[Data entries]
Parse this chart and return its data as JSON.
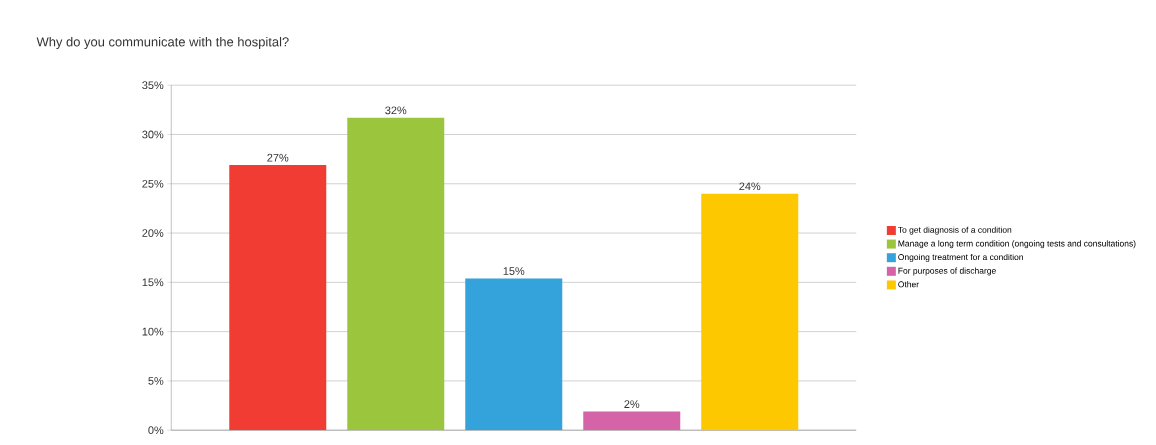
{
  "chart_data": {
    "type": "bar",
    "title": "Why do you communicate with the hospital?",
    "categories": [
      null
    ],
    "series": [
      {
        "name": "To get diagnosis of a condition",
        "color": "#f03c32",
        "values": [
          26.9
        ],
        "value_labels": [
          "27%"
        ]
      },
      {
        "name": "Manage a long term condition (ongoing tests and consultations)",
        "color": "#9bc53c",
        "values": [
          31.7
        ],
        "value_labels": [
          "32%"
        ]
      },
      {
        "name": "Ongoing treatment for a condition",
        "color": "#34a3dc",
        "values": [
          15.4
        ],
        "value_labels": [
          "15%"
        ]
      },
      {
        "name": "For purposes of discharge",
        "color": "#d463a8",
        "values": [
          1.9
        ],
        "value_labels": [
          "2%"
        ]
      },
      {
        "name": "Other",
        "color": "#fdc800",
        "values": [
          24.0
        ],
        "value_labels": [
          "24%"
        ]
      }
    ],
    "ylim": [
      0,
      35
    ],
    "yticks": [
      {
        "value": 0,
        "label": "0%"
      },
      {
        "value": 5,
        "label": "5%"
      },
      {
        "value": 10,
        "label": "10%"
      },
      {
        "value": 15,
        "label": "15%"
      },
      {
        "value": 20,
        "label": "20%"
      },
      {
        "value": 25,
        "label": "25%"
      },
      {
        "value": 30,
        "label": "30%"
      },
      {
        "value": 35,
        "label": "35%"
      }
    ],
    "grid": "y",
    "legend": "right"
  }
}
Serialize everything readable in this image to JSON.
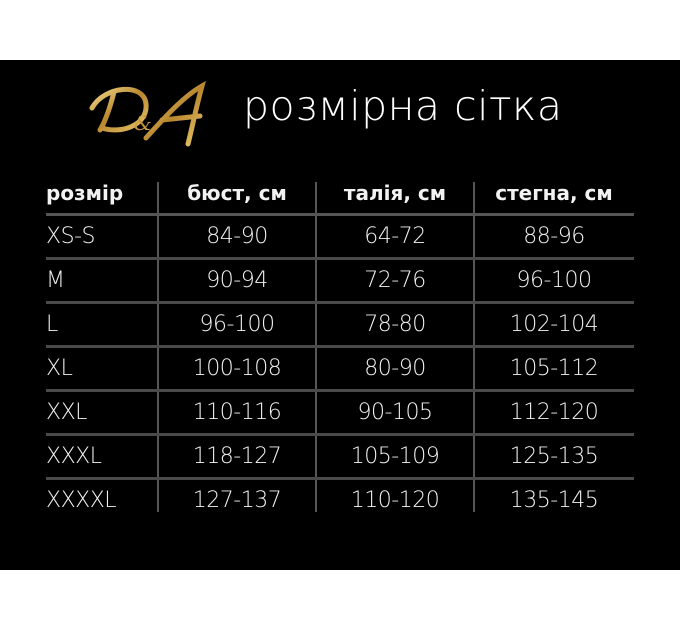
{
  "logo": {
    "text": "D&A",
    "color": "#c9a14a"
  },
  "title": "розмірна сітка",
  "table": {
    "headers": [
      "розмір",
      "бюст, см",
      "талія, см",
      "стегна, см"
    ],
    "rows": [
      [
        "XS-S",
        "84-90",
        "64-72",
        "88-96"
      ],
      [
        "M",
        "90-94",
        "72-76",
        "96-100"
      ],
      [
        "L",
        "96-100",
        "78-80",
        "102-104"
      ],
      [
        "XL",
        "100-108",
        "80-90",
        "105-112"
      ],
      [
        "XXL",
        "110-116",
        "90-105",
        "112-120"
      ],
      [
        "XXXL",
        "118-127",
        "105-109",
        "125-135"
      ],
      [
        "XXXXL",
        "127-137",
        "110-120",
        "135-145"
      ]
    ]
  }
}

| WHAT THE TASK ASKS |
Do not include the pictures. Quote only the lines from the line with "Serialize everything readable" through the end of the material, both ends included, exactly.

| COMPLETE RESPONSE |
Serialize everything readable in this image to JSON.
{
  "logo": {
    "text": "D&A",
    "color": "#c9a14a"
  },
  "title": "розмірна сітка",
  "table": {
    "headers": [
      "розмір",
      "бюст, см",
      "талія, см",
      "стегна, см"
    ],
    "rows": [
      [
        "XS-S",
        "84-90",
        "64-72",
        "88-96"
      ],
      [
        "M",
        "90-94",
        "72-76",
        "96-100"
      ],
      [
        "L",
        "96-100",
        "78-80",
        "102-104"
      ],
      [
        "XL",
        "100-108",
        "80-90",
        "105-112"
      ],
      [
        "XXL",
        "110-116",
        "90-105",
        "112-120"
      ],
      [
        "XXXL",
        "118-127",
        "105-109",
        "125-135"
      ],
      [
        "XXXXL",
        "127-137",
        "110-120",
        "135-145"
      ]
    ]
  }
}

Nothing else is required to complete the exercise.